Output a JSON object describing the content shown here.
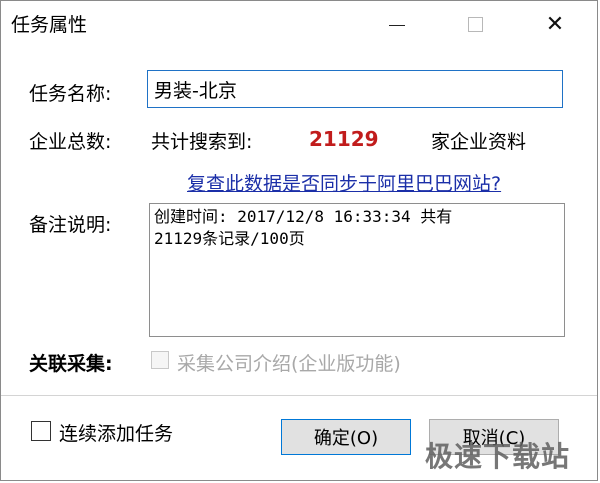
{
  "window": {
    "title": "任务属性",
    "minimize_icon": "minimize-icon",
    "maximize_icon": "maximize-icon",
    "close_icon": "close-icon",
    "close_glyph": "✕"
  },
  "task_name": {
    "label": "任务名称:",
    "value": "男装-北京"
  },
  "company_total": {
    "label": "企业总数:",
    "found_label": "共计搜索到:",
    "count": "21129",
    "suffix": "家企业资料",
    "count_color": "#c11c1c"
  },
  "check_link": {
    "text": "复查此数据是否同步于阿里巴巴网站?"
  },
  "remark": {
    "label": "备注说明:",
    "value": "创建时间: 2017/12/8 16:33:34 共有\n21129条记录/100页"
  },
  "association": {
    "label": "关联采集:",
    "option": "采集公司介绍(企业版功能)",
    "checked": false,
    "enabled": false
  },
  "footer": {
    "continue_label": "连续添加任务",
    "continue_checked": false,
    "ok_label": "确定(O)",
    "cancel_label": "取消(C)"
  },
  "watermark": {
    "text": "极速下载站"
  }
}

== == ==

WHAT THIS TASK INVOLVES -
Output each line exactly; omit every picture.

FINISHED TASK -
Output a JSON object describing the content shown here.
{
  "window": {
    "title": "任务属性",
    "minimize_icon": "minimize-icon",
    "maximize_icon": "maximize-icon",
    "close_icon": "close-icon",
    "close_glyph": "✕"
  },
  "task_name": {
    "label": "任务名称:",
    "value": "男装-北京"
  },
  "company_total": {
    "label": "企业总数:",
    "found_label": "共计搜索到:",
    "count": "21129",
    "suffix": "家企业资料",
    "count_color": "#c11c1c"
  },
  "check_link": {
    "text": "复查此数据是否同步于阿里巴巴网站?"
  },
  "remark": {
    "label": "备注说明:",
    "value": "创建时间: 2017/12/8 16:33:34 共有\n21129条记录/100页"
  },
  "association": {
    "label": "关联采集:",
    "option": "采集公司介绍(企业版功能)",
    "checked": false,
    "enabled": false
  },
  "footer": {
    "continue_label": "连续添加任务",
    "continue_checked": false,
    "ok_label": "确定(O)",
    "cancel_label": "取消(C)"
  },
  "watermark": {
    "text": "极速下载站"
  }
}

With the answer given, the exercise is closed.